--- BEGIN ---

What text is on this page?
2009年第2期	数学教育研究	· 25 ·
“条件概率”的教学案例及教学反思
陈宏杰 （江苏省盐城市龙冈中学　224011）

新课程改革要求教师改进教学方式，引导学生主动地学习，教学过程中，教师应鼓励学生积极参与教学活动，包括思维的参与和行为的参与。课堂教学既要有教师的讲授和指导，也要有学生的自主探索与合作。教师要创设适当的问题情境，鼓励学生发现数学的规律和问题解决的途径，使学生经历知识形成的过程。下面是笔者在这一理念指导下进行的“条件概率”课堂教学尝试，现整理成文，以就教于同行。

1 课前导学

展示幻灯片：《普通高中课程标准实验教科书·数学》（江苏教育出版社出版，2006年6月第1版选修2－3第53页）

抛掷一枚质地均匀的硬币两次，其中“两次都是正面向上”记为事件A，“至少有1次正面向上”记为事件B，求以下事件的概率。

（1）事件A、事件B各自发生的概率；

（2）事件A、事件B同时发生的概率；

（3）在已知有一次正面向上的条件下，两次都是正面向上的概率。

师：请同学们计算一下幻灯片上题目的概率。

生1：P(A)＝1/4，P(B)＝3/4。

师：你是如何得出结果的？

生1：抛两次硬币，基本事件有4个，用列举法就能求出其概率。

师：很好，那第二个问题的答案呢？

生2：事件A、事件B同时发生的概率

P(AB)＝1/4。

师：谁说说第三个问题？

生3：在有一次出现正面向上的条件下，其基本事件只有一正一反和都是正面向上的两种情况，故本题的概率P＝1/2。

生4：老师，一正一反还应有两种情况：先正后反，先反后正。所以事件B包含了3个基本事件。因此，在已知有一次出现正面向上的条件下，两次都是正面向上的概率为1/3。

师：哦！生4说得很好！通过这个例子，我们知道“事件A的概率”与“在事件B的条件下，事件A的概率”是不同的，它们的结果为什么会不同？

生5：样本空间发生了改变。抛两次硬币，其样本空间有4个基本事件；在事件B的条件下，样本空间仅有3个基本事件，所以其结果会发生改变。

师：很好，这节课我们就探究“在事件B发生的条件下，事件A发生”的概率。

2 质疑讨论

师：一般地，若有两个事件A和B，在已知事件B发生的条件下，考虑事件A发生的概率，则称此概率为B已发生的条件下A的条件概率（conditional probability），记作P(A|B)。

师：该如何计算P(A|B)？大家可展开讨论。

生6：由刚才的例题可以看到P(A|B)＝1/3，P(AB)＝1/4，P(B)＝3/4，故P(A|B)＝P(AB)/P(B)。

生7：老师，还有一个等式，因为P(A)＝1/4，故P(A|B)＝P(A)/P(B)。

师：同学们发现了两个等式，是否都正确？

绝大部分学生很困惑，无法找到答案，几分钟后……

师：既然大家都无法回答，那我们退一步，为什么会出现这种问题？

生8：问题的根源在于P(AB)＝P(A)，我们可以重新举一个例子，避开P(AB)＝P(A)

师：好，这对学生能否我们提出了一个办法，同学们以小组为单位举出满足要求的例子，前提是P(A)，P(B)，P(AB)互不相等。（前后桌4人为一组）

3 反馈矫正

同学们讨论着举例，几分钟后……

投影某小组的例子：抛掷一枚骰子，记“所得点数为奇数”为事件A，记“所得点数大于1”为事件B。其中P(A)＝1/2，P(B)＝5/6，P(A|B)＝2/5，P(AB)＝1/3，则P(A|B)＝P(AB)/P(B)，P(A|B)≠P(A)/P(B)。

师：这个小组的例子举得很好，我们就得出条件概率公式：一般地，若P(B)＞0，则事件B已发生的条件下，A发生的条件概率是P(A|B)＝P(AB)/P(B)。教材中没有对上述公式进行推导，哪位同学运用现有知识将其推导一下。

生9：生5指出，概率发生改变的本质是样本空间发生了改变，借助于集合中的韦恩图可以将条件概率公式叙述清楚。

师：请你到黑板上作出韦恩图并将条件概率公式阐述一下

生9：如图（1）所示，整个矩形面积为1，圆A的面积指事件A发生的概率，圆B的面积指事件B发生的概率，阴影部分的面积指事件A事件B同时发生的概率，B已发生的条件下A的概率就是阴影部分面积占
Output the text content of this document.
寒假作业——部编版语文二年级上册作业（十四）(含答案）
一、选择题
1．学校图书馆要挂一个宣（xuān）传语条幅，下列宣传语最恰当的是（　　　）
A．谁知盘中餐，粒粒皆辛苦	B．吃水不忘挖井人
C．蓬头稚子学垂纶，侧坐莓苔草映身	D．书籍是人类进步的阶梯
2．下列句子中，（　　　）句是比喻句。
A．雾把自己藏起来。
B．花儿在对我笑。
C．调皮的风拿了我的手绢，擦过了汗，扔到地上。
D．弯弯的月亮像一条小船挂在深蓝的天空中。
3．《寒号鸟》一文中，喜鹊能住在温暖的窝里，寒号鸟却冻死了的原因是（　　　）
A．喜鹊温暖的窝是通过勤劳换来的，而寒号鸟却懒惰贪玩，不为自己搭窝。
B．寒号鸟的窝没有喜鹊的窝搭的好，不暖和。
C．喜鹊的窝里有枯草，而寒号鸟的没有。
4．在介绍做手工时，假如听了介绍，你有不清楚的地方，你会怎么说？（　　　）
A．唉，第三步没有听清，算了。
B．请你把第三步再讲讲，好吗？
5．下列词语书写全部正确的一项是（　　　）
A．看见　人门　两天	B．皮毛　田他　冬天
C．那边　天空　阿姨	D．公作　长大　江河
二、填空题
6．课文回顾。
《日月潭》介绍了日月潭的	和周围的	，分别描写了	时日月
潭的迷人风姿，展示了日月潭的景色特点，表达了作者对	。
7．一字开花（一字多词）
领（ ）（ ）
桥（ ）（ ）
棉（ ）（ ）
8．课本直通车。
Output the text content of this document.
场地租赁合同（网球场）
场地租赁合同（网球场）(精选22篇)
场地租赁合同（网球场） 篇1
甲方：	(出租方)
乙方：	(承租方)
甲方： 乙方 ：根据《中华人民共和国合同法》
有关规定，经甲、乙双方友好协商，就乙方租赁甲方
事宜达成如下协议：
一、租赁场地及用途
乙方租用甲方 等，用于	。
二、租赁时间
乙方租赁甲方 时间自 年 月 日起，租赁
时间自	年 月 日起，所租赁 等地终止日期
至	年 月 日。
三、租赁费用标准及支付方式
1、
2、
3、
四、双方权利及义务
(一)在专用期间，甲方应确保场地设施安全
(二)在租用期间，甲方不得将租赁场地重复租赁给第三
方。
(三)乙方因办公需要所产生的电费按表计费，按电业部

--- END ---

**Task objective:**
Find all lines where the word "抛两次硬币" appears. Copy them.

**In response:**
生1：抛两次硬币，基本事件有4个，用列举法就能求出其概率。
生5：样本空间发生了改变。抛两次硬币，其样本空间有4个基本事件；在事件B的条件下，样本空间仅有3个基本事件，所以其结果会发生改变。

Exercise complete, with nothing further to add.